● GIVEN INSTRUCTION
Return all of the entries word for word, but omit the pictures they contain.

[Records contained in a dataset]
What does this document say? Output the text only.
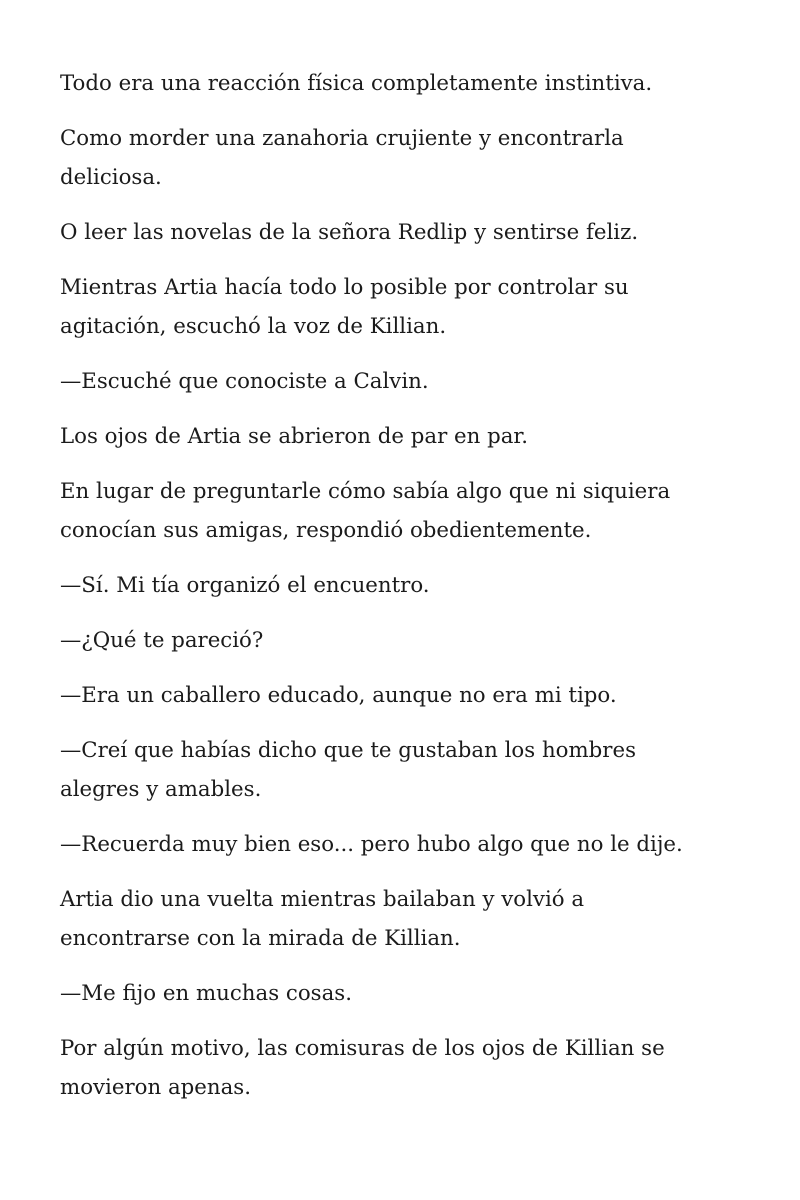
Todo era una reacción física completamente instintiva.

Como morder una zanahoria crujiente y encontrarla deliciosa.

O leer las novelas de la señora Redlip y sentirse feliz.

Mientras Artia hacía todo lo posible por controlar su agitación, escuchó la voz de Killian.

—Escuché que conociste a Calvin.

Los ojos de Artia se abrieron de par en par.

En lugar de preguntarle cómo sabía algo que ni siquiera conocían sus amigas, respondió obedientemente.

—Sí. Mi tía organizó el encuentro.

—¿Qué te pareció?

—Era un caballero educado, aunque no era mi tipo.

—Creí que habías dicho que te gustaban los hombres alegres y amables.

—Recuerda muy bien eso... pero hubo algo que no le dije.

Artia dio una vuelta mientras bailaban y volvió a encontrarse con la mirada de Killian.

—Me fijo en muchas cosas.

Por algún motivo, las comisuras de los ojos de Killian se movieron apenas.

● REPLY TO THE TASK
What does this document say? Output the text only.
Todo era una reacción física completamente instintiva.

Como morder una zanahoria crujiente y encontrarla deliciosa.

O leer las novelas de la señora Redlip y sentirse feliz.

Mientras Artia hacía todo lo posible por controlar su agitación, escuchó la voz de Killian.

—Escuché que conociste a Calvin.

Los ojos de Artia se abrieron de par en par.

En lugar de preguntarle cómo sabía algo que ni siquiera conocían sus amigas, respondió obedientemente.

—Sí. Mi tía organizó el encuentro.

—¿Qué te pareció?

—Era un caballero educado, aunque no era mi tipo.

—Creí que habías dicho que te gustaban los hombres alegres y amables.

—Recuerda muy bien eso... pero hubo algo que no le dije.

Artia dio una vuelta mientras bailaban y volvió a encontrarse con la mirada de Killian.

—Me fijo en muchas cosas.

Por algún motivo, las comisuras de los ojos de Killian se movieron apenas.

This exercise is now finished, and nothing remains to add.